#### YOUR OBJECTIVE
Write out the entire listing below exactly as it appears, minus any pictures.

Extracted data entries:
-- begin --

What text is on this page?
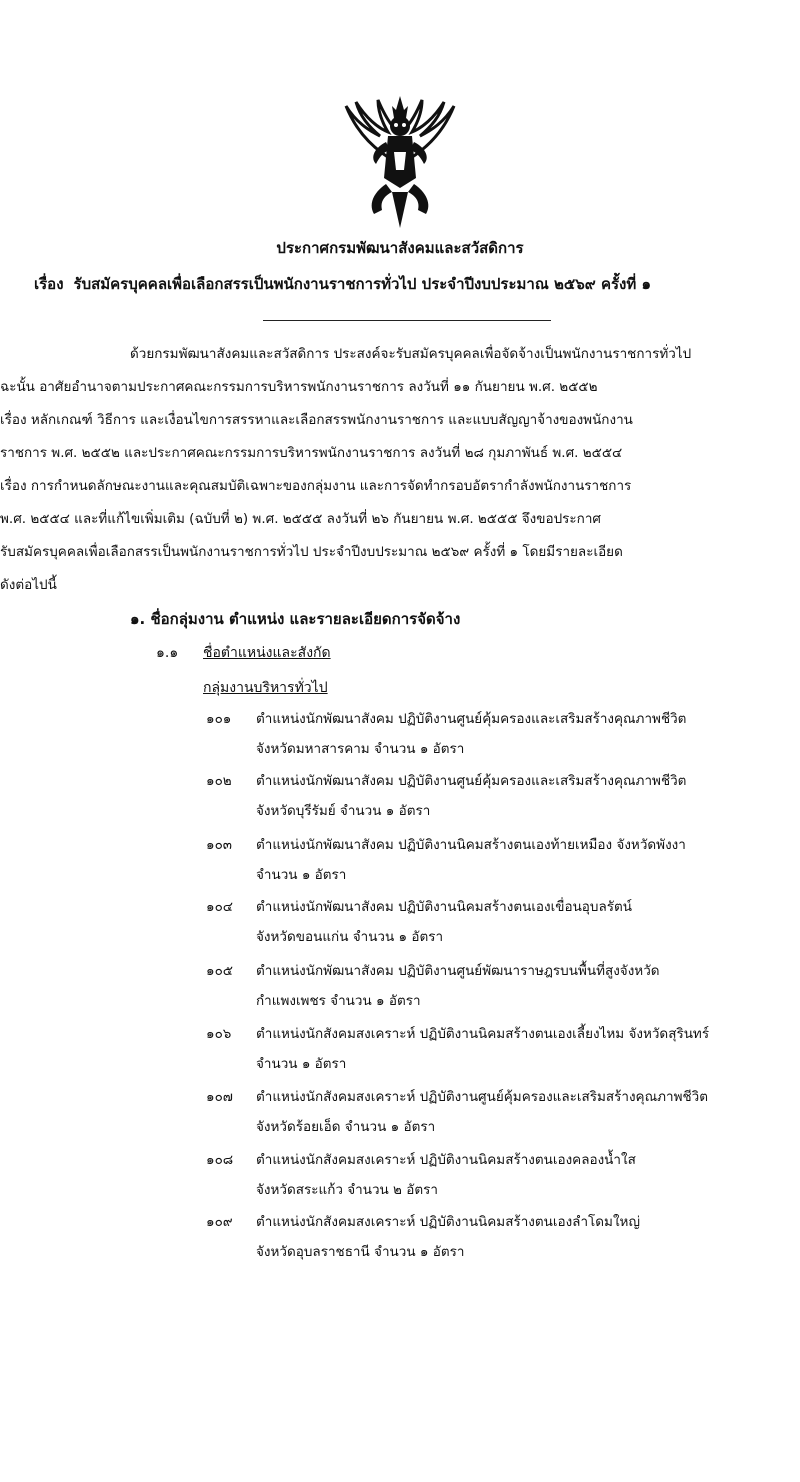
ประกาศกรมพัฒนาสังคมและสวัสดิการ
เรื่อง รับสมัครบุคคลเพื่อเลือกสรรเป็นพนักงานราชการทั่วไป ประจำปีงบประมาณ ๒๕๖๙ ครั้งที่ ๑
ด้วยกรมพัฒนาสังคมและสวัสดิการ ประสงค์จะรับสมัครบุคคลเพื่อจัดจ้างเป็นพนักงานราชการทั่วไป
ฉะนั้น อาศัยอำนาจตามประกาศคณะกรรมการบริหารพนักงานราชการ ลงวันที่ ๑๑ กันยายน พ.ศ. ๒๕๕๒
เรื่อง หลักเกณฑ์ วิธีการ และเงื่อนไขการสรรหาและเลือกสรรพนักงานราชการ และแบบสัญญาจ้างของพนักงาน
ราชการ พ.ศ. ๒๕๕๒ และประกาศคณะกรรมการบริหารพนักงานราชการ ลงวันที่ ๒๘ กุมภาพันธ์ พ.ศ. ๒๕๕๔
เรื่อง การกำหนดลักษณะงานและคุณสมบัติเฉพาะของกลุ่มงาน และการจัดทำกรอบอัตรากำลังพนักงานราชการ
พ.ศ. ๒๕๕๔ และที่แก้ไขเพิ่มเติม (ฉบับที่ ๒) พ.ศ. ๒๕๕๕ ลงวันที่ ๒๖ กันยายน พ.ศ. ๒๕๕๕ จึงขอประกาศ
รับสมัครบุคคลเพื่อเลือกสรรเป็นพนักงานราชการทั่วไป ประจำปีงบประมาณ ๒๕๖๙ ครั้งที่ ๑ โดยมีรายละเอียด
ดังต่อไปนี้
๑. ชื่อกลุ่มงาน ตำแหน่ง และรายละเอียดการจัดจ้าง
๑.๑ ชื่อตำแหน่งและสังกัด
กลุ่มงานบริหารทั่วไป
๑๐๑ ตำแหน่งนักพัฒนาสังคม ปฏิบัติงานศูนย์คุ้มครองและเสริมสร้างคุณภาพชีวิต
จังหวัดมหาสารคาม จำนวน ๑ อัตรา
๑๐๒ ตำแหน่งนักพัฒนาสังคม ปฏิบัติงานศูนย์คุ้มครองและเสริมสร้างคุณภาพชีวิต
จังหวัดบุรีรัมย์ จำนวน ๑ อัตรา
๑๐๓ ตำแหน่งนักพัฒนาสังคม ปฏิบัติงานนิคมสร้างตนเองท้ายเหมือง จังหวัดพังงา
จำนวน ๑ อัตรา
๑๐๔ ตำแหน่งนักพัฒนาสังคม ปฏิบัติงานนิคมสร้างตนเองเขื่อนอุบลรัตน์
จังหวัดขอนแก่น จำนวน ๑ อัตรา
๑๐๕ ตำแหน่งนักพัฒนาสังคม ปฏิบัติงานศูนย์พัฒนาราษฎรบนพื้นที่สูงจังหวัด
กำแพงเพชร จำนวน ๑ อัตรา
๑๐๖ ตำแหน่งนักสังคมสงเคราะห์ ปฏิบัติงานนิคมสร้างตนเองเลี้ยงไหม จังหวัดสุรินทร์
จำนวน ๑ อัตรา
๑๐๗ ตำแหน่งนักสังคมสงเคราะห์ ปฏิบัติงานศูนย์คุ้มครองและเสริมสร้างคุณภาพชีวิต
จังหวัดร้อยเอ็ด จำนวน ๑ อัตรา
๑๐๘ ตำแหน่งนักสังคมสงเคราะห์ ปฏิบัติงานนิคมสร้างตนเองคลองน้ำใส
จังหวัดสระแก้ว จำนวน ๒ อัตรา
๑๐๙ ตำแหน่งนักสังคมสงเคราะห์ ปฏิบัติงานนิคมสร้างตนเองลำโดมใหญ่
จังหวัดอุบลราชธานี จำนวน ๑ อัตรา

-- end --

#### SOLUTION TO THIS PROBLEM
What text is on this page?
ประกาศกรมพัฒนาสังคมและสวัสดิการ
เรื่อง รับสมัครบุคคลเพื่อเลือกสรรเป็นพนักงานราชการทั่วไป ประจำปีงบประมาณ ๒๕๖๙ ครั้งที่ ๑
ด้วยกรมพัฒนาสังคมและสวัสดิการ ประสงค์จะรับสมัครบุคคลเพื่อจัดจ้างเป็นพนักงานราชการทั่วไป
ฉะนั้น อาศัยอำนาจตามประกาศคณะกรรมการบริหารพนักงานราชการ ลงวันที่ ๑๑ กันยายน พ.ศ. ๒๕๕๒
เรื่อง หลักเกณฑ์ วิธีการ และเงื่อนไขการสรรหาและเลือกสรรพนักงานราชการ และแบบสัญญาจ้างของพนักงาน
ราชการ พ.ศ. ๒๕๕๒ และประกาศคณะกรรมการบริหารพนักงานราชการ ลงวันที่ ๒๘ กุมภาพันธ์ พ.ศ. ๒๕๕๔
เรื่อง การกำหนดลักษณะงานและคุณสมบัติเฉพาะของกลุ่มงาน และการจัดทำกรอบอัตรากำลังพนักงานราชการ
พ.ศ. ๒๕๕๔ และที่แก้ไขเพิ่มเติม (ฉบับที่ ๒) พ.ศ. ๒๕๕๕ ลงวันที่ ๒๖ กันยายน พ.ศ. ๒๕๕๕ จึงขอประกาศ
รับสมัครบุคคลเพื่อเลือกสรรเป็นพนักงานราชการทั่วไป ประจำปีงบประมาณ ๒๕๖๙ ครั้งที่ ๑ โดยมีรายละเอียด
ดังต่อไปนี้
๑. ชื่อกลุ่มงาน ตำแหน่ง และรายละเอียดการจัดจ้าง
๑.๑ ชื่อตำแหน่งและสังกัด
กลุ่มงานบริหารทั่วไป
๑๐๑ ตำแหน่งนักพัฒนาสังคม ปฏิบัติงานศูนย์คุ้มครองและเสริมสร้างคุณภาพชีวิต
จังหวัดมหาสารคาม จำนวน ๑ อัตรา
๑๐๒ ตำแหน่งนักพัฒนาสังคม ปฏิบัติงานศูนย์คุ้มครองและเสริมสร้างคุณภาพชีวิต
จังหวัดบุรีรัมย์ จำนวน ๑ อัตรา
๑๐๓ ตำแหน่งนักพัฒนาสังคม ปฏิบัติงานนิคมสร้างตนเองท้ายเหมือง จังหวัดพังงา
จำนวน ๑ อัตรา
๑๐๔ ตำแหน่งนักพัฒนาสังคม ปฏิบัติงานนิคมสร้างตนเองเขื่อนอุบลรัตน์
จังหวัดขอนแก่น จำนวน ๑ อัตรา
๑๐๕ ตำแหน่งนักพัฒนาสังคม ปฏิบัติงานศูนย์พัฒนาราษฎรบนพื้นที่สูงจังหวัด
กำแพงเพชร จำนวน ๑ อัตรา
๑๐๖ ตำแหน่งนักสังคมสงเคราะห์ ปฏิบัติงานนิคมสร้างตนเองเลี้ยงไหม จังหวัดสุรินทร์
จำนวน ๑ อัตรา
๑๐๗ ตำแหน่งนักสังคมสงเคราะห์ ปฏิบัติงานศูนย์คุ้มครองและเสริมสร้างคุณภาพชีวิต
จังหวัดร้อยเอ็ด จำนวน ๑ อัตรา
๑๐๘ ตำแหน่งนักสังคมสงเคราะห์ ปฏิบัติงานนิคมสร้างตนเองคลองน้ำใส
จังหวัดสระแก้ว จำนวน ๒ อัตรา
๑๐๙ ตำแหน่งนักสังคมสงเคราะห์ ปฏิบัติงานนิคมสร้างตนเองลำโดมใหญ่
จังหวัดอุบลราชธานี จำนวน ๑ อัตรา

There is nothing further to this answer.